→ **AIM**
Rewrite each of the rows below, substituting "screen positions" for "pixel coordinates" and keeping everything else the same. Leave the pictures out of your answer.
BEGIN WORKING DATA
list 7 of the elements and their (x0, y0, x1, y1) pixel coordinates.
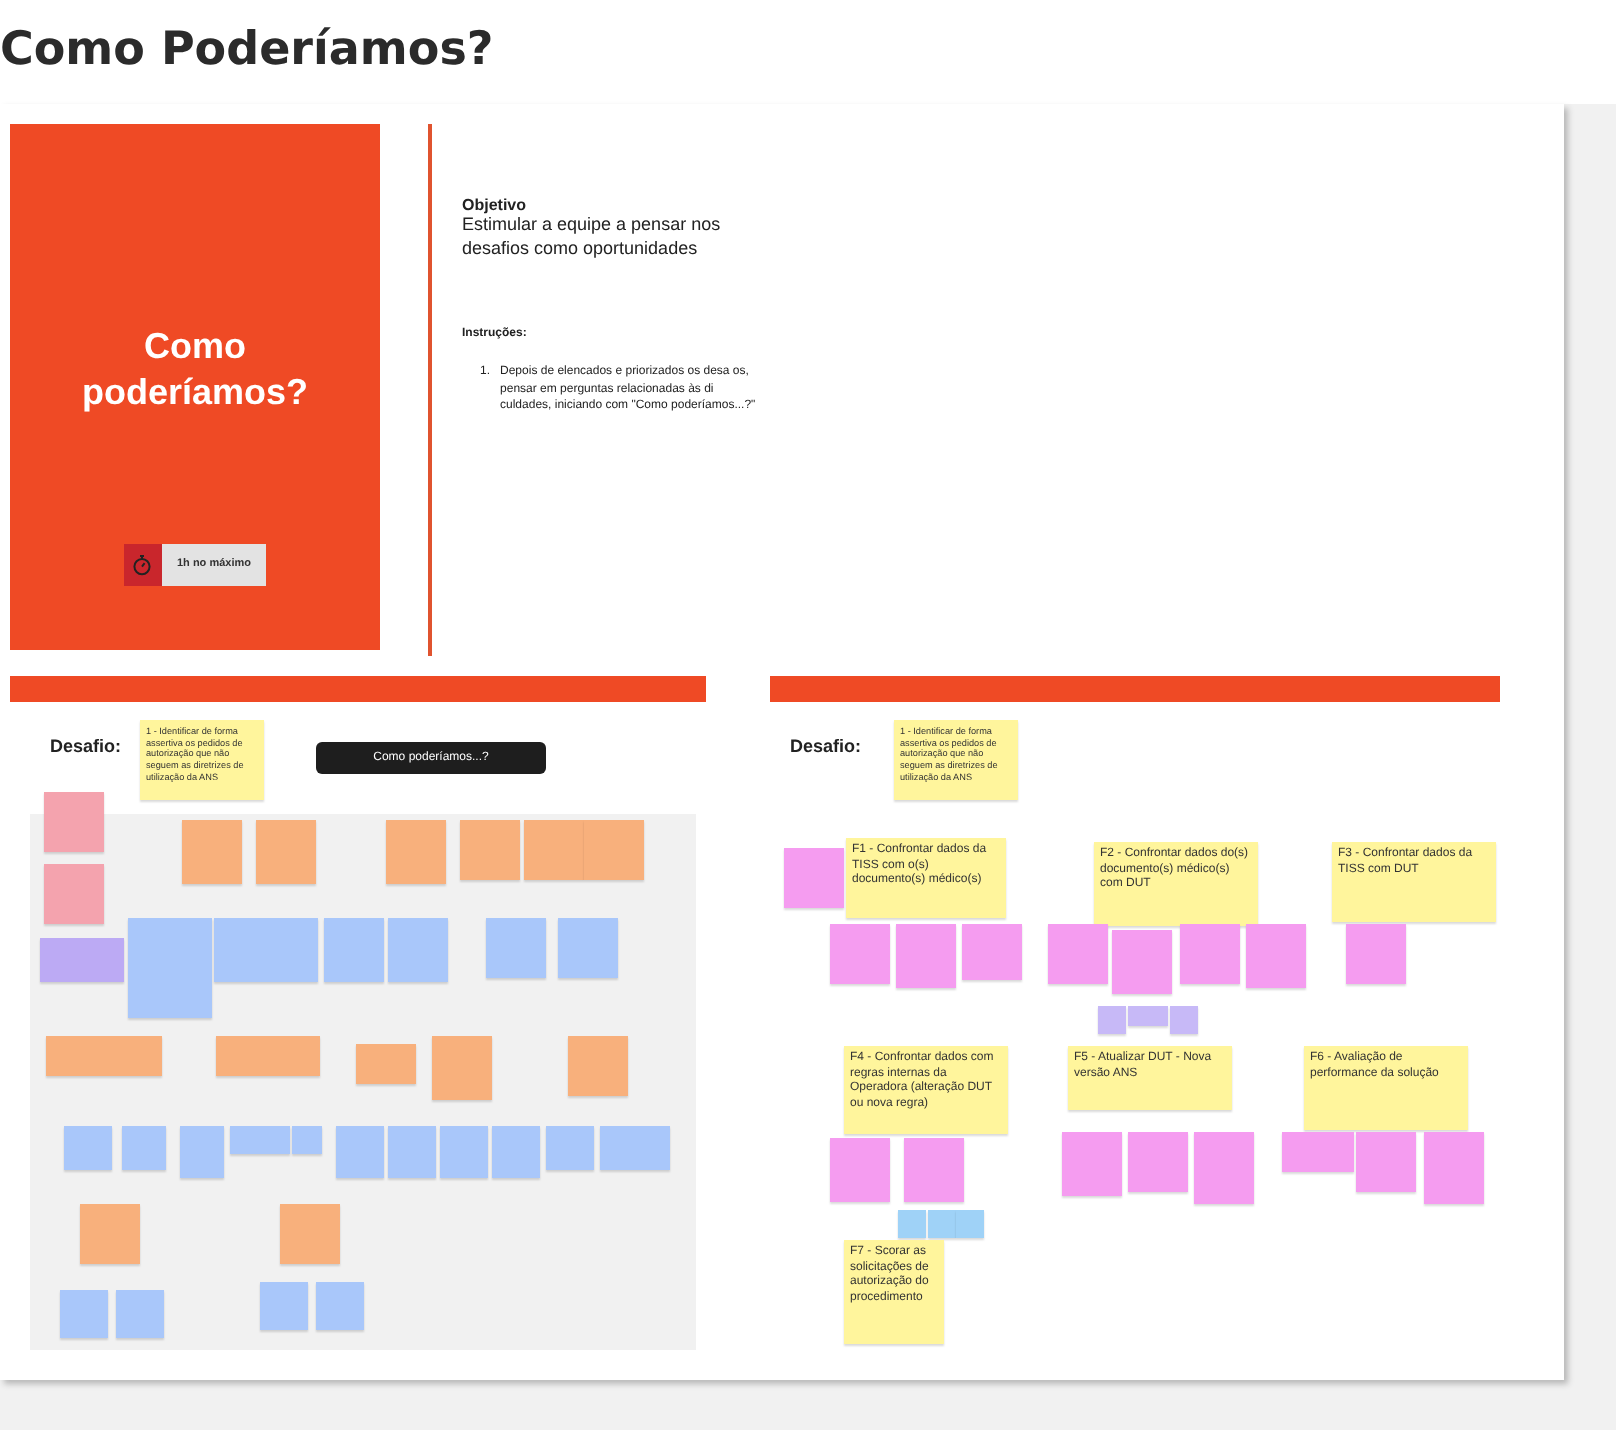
page-title: Como Poderíamos? (0, 24, 494, 76)
stopwatch-icon (132, 553, 152, 576)
challenge-label: Desafio: (50, 736, 122, 756)
card-title: Como poderíamos? (79, 324, 311, 417)
objective-text: Estimular a equipe a pensar nos desafios como oportunidades (462, 214, 723, 261)
challenge-label: Desafio: (790, 736, 862, 756)
objective-heading: Objetivo (462, 196, 529, 214)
END WORKING DATA
→ **RESPONSE TO THIS TASK**
list 7 of the elements and their (x0, y0, x1, y1) screen positions.
page-title: Como Poderíamos? (0, 24, 494, 76)
stopwatch-icon (132, 553, 152, 576)
challenge-label: Desafio: (50, 736, 122, 756)
card-title: Como poderíamos? (79, 324, 311, 417)
objective-text: Estimular a equipe a pensar nos desafios como oportunidades (462, 214, 723, 261)
challenge-label: Desafio: (790, 736, 862, 756)
objective-heading: Objetivo (462, 196, 529, 214)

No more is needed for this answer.